Data entries for graphics
_ _ _ _
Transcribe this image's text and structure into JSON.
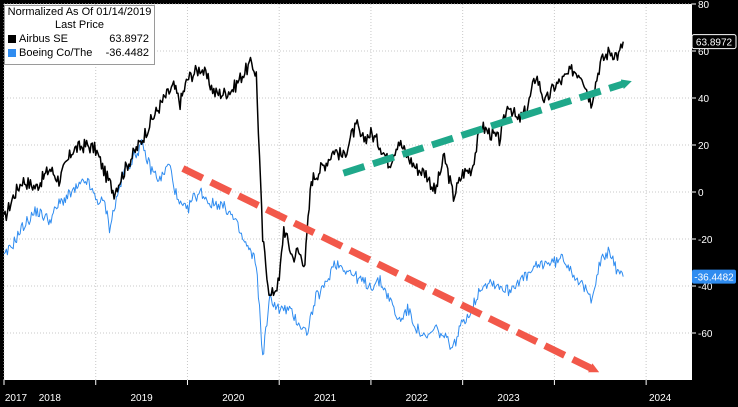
{
  "legend": {
    "title": "Normalized As Of 01/14/2019",
    "subtitle": "Last Price"
  },
  "colors": {
    "background": "#ffffff",
    "grid": "#c8c8c8",
    "airbus": "#000000",
    "boeing": "#2f8cf0",
    "up_arrow": "#1fa88a",
    "down_arrow": "#f2584a",
    "axis_panel": "#000000"
  },
  "chart_data": {
    "type": "line",
    "x_axis_labels": [
      "2017",
      "2018",
      "2019",
      "2020",
      "2021",
      "2022",
      "2023",
      "2024"
    ],
    "ylim": [
      -80,
      80
    ],
    "yticks": [
      80,
      60,
      40,
      20,
      0,
      -20,
      -40,
      -60
    ],
    "grid": true,
    "legend_position": "top-left",
    "series": [
      {
        "name": "Airbus SE",
        "last_value": "63.8972",
        "x": [
          2017.0,
          2017.1,
          2017.2,
          2017.35,
          2017.5,
          2017.6,
          2017.75,
          2017.9,
          2018.0,
          2018.1,
          2018.2,
          2018.35,
          2018.5,
          2018.6,
          2018.75,
          2018.85,
          2018.92,
          2019.0,
          2019.05,
          2019.15,
          2019.3,
          2019.4,
          2019.5,
          2019.6,
          2019.7,
          2019.75,
          2019.82,
          2019.9,
          2020.0,
          2020.05,
          2020.1,
          2020.15,
          2020.2,
          2020.28,
          2020.35,
          2020.5,
          2020.6,
          2020.7,
          2020.8,
          2020.85,
          2020.9,
          2021.0,
          2021.1,
          2021.2,
          2021.3,
          2021.4,
          2021.5,
          2021.6,
          2021.7,
          2021.8,
          2021.9,
          2022.0,
          2022.1,
          2022.2,
          2022.3,
          2022.4,
          2022.5,
          2022.6,
          2022.7,
          2022.8,
          2022.9,
          2023.0,
          2023.1,
          2023.2,
          2023.3,
          2023.4,
          2023.5,
          2023.6,
          2023.7,
          2023.75
        ],
        "y": [
          -12,
          -2,
          5,
          2,
          10,
          5,
          18,
          20,
          18,
          8,
          0,
          12,
          22,
          30,
          40,
          45,
          38,
          48,
          50,
          53,
          42,
          42,
          44,
          50,
          55,
          50,
          -20,
          -45,
          -38,
          -15,
          -22,
          -28,
          -25,
          -30,
          5,
          12,
          18,
          15,
          25,
          28,
          22,
          25,
          20,
          12,
          22,
          15,
          10,
          8,
          0,
          15,
          -2,
          8,
          10,
          28,
          25,
          22,
          38,
          30,
          35,
          50,
          38,
          45,
          48,
          52,
          50,
          38,
          55,
          60,
          58,
          64
        ]
      },
      {
        "name": "Boeing Co/The",
        "last_value": "-36.4482",
        "x": [
          2017.0,
          2017.1,
          2017.2,
          2017.35,
          2017.5,
          2017.6,
          2017.75,
          2017.9,
          2018.0,
          2018.1,
          2018.15,
          2018.3,
          2018.5,
          2018.6,
          2018.7,
          2018.8,
          2018.9,
          2019.0,
          2019.05,
          2019.15,
          2019.25,
          2019.35,
          2019.45,
          2019.55,
          2019.6,
          2019.75,
          2019.82,
          2019.9,
          2020.0,
          2020.1,
          2020.2,
          2020.3,
          2020.4,
          2020.5,
          2020.6,
          2020.7,
          2020.8,
          2020.9,
          2021.0,
          2021.1,
          2021.2,
          2021.3,
          2021.4,
          2021.5,
          2021.6,
          2021.7,
          2021.8,
          2021.9,
          2022.0,
          2022.1,
          2022.2,
          2022.3,
          2022.4,
          2022.5,
          2022.6,
          2022.7,
          2022.8,
          2022.9,
          2023.0,
          2023.1,
          2023.2,
          2023.3,
          2023.4,
          2023.5,
          2023.6,
          2023.7,
          2023.75
        ],
        "y": [
          -28,
          -22,
          -15,
          -8,
          -12,
          -5,
          0,
          5,
          -3,
          -5,
          -15,
          8,
          20,
          10,
          5,
          12,
          -5,
          -8,
          -3,
          0,
          -5,
          -5,
          -8,
          -15,
          -20,
          -30,
          -70,
          -45,
          -50,
          -50,
          -55,
          -60,
          -45,
          -40,
          -30,
          -32,
          -35,
          -38,
          -40,
          -38,
          -45,
          -55,
          -50,
          -58,
          -63,
          -58,
          -62,
          -66,
          -55,
          -50,
          -40,
          -38,
          -40,
          -42,
          -38,
          -36,
          -32,
          -30,
          -30,
          -28,
          -34,
          -40,
          -45,
          -30,
          -25,
          -35,
          -36
        ]
      }
    ],
    "annotations": [
      {
        "label": "up-arrow",
        "color": "#1fa88a",
        "from": [
          2020.7,
          8
        ],
        "to": [
          2023.75,
          46
        ]
      },
      {
        "label": "down-arrow",
        "color": "#f2584a",
        "from": [
          2018.95,
          10
        ],
        "to": [
          2023.4,
          -75
        ]
      }
    ]
  }
}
_ _ _ _
### Problem to solve
The records above need to be given again exactly. Omit the pictures.

### Exercise answer
Transcribe this image's text and structure into JSON.
{
  "legend": {
    "title": "Normalized As Of 01/14/2019",
    "subtitle": "Last Price"
  },
  "colors": {
    "background": "#ffffff",
    "grid": "#c8c8c8",
    "airbus": "#000000",
    "boeing": "#2f8cf0",
    "up_arrow": "#1fa88a",
    "down_arrow": "#f2584a",
    "axis_panel": "#000000"
  },
  "chart_data": {
    "type": "line",
    "x_axis_labels": [
      "2017",
      "2018",
      "2019",
      "2020",
      "2021",
      "2022",
      "2023",
      "2024"
    ],
    "ylim": [
      -80,
      80
    ],
    "yticks": [
      80,
      60,
      40,
      20,
      0,
      -20,
      -40,
      -60
    ],
    "grid": true,
    "legend_position": "top-left",
    "series": [
      {
        "name": "Airbus SE",
        "last_value": "63.8972",
        "x": [
          2017.0,
          2017.1,
          2017.2,
          2017.35,
          2017.5,
          2017.6,
          2017.75,
          2017.9,
          2018.0,
          2018.1,
          2018.2,
          2018.35,
          2018.5,
          2018.6,
          2018.75,
          2018.85,
          2018.92,
          2019.0,
          2019.05,
          2019.15,
          2019.3,
          2019.4,
          2019.5,
          2019.6,
          2019.7,
          2019.75,
          2019.82,
          2019.9,
          2020.0,
          2020.05,
          2020.1,
          2020.15,
          2020.2,
          2020.28,
          2020.35,
          2020.5,
          2020.6,
          2020.7,
          2020.8,
          2020.85,
          2020.9,
          2021.0,
          2021.1,
          2021.2,
          2021.3,
          2021.4,
          2021.5,
          2021.6,
          2021.7,
          2021.8,
          2021.9,
          2022.0,
          2022.1,
          2022.2,
          2022.3,
          2022.4,
          2022.5,
          2022.6,
          2022.7,
          2022.8,
          2022.9,
          2023.0,
          2023.1,
          2023.2,
          2023.3,
          2023.4,
          2023.5,
          2023.6,
          2023.7,
          2023.75
        ],
        "y": [
          -12,
          -2,
          5,
          2,
          10,
          5,
          18,
          20,
          18,
          8,
          0,
          12,
          22,
          30,
          40,
          45,
          38,
          48,
          50,
          53,
          42,
          42,
          44,
          50,
          55,
          50,
          -20,
          -45,
          -38,
          -15,
          -22,
          -28,
          -25,
          -30,
          5,
          12,
          18,
          15,
          25,
          28,
          22,
          25,
          20,
          12,
          22,
          15,
          10,
          8,
          0,
          15,
          -2,
          8,
          10,
          28,
          25,
          22,
          38,
          30,
          35,
          50,
          38,
          45,
          48,
          52,
          50,
          38,
          55,
          60,
          58,
          64
        ]
      },
      {
        "name": "Boeing Co/The",
        "last_value": "-36.4482",
        "x": [
          2017.0,
          2017.1,
          2017.2,
          2017.35,
          2017.5,
          2017.6,
          2017.75,
          2017.9,
          2018.0,
          2018.1,
          2018.15,
          2018.3,
          2018.5,
          2018.6,
          2018.7,
          2018.8,
          2018.9,
          2019.0,
          2019.05,
          2019.15,
          2019.25,
          2019.35,
          2019.45,
          2019.55,
          2019.6,
          2019.75,
          2019.82,
          2019.9,
          2020.0,
          2020.1,
          2020.2,
          2020.3,
          2020.4,
          2020.5,
          2020.6,
          2020.7,
          2020.8,
          2020.9,
          2021.0,
          2021.1,
          2021.2,
          2021.3,
          2021.4,
          2021.5,
          2021.6,
          2021.7,
          2021.8,
          2021.9,
          2022.0,
          2022.1,
          2022.2,
          2022.3,
          2022.4,
          2022.5,
          2022.6,
          2022.7,
          2022.8,
          2022.9,
          2023.0,
          2023.1,
          2023.2,
          2023.3,
          2023.4,
          2023.5,
          2023.6,
          2023.7,
          2023.75
        ],
        "y": [
          -28,
          -22,
          -15,
          -8,
          -12,
          -5,
          0,
          5,
          -3,
          -5,
          -15,
          8,
          20,
          10,
          5,
          12,
          -5,
          -8,
          -3,
          0,
          -5,
          -5,
          -8,
          -15,
          -20,
          -30,
          -70,
          -45,
          -50,
          -50,
          -55,
          -60,
          -45,
          -40,
          -30,
          -32,
          -35,
          -38,
          -40,
          -38,
          -45,
          -55,
          -50,
          -58,
          -63,
          -58,
          -62,
          -66,
          -55,
          -50,
          -40,
          -38,
          -40,
          -42,
          -38,
          -36,
          -32,
          -30,
          -30,
          -28,
          -34,
          -40,
          -45,
          -30,
          -25,
          -35,
          -36
        ]
      }
    ],
    "annotations": [
      {
        "label": "up-arrow",
        "color": "#1fa88a",
        "from": [
          2020.7,
          8
        ],
        "to": [
          2023.75,
          46
        ]
      },
      {
        "label": "down-arrow",
        "color": "#f2584a",
        "from": [
          2018.95,
          10
        ],
        "to": [
          2023.4,
          -75
        ]
      }
    ]
  }
}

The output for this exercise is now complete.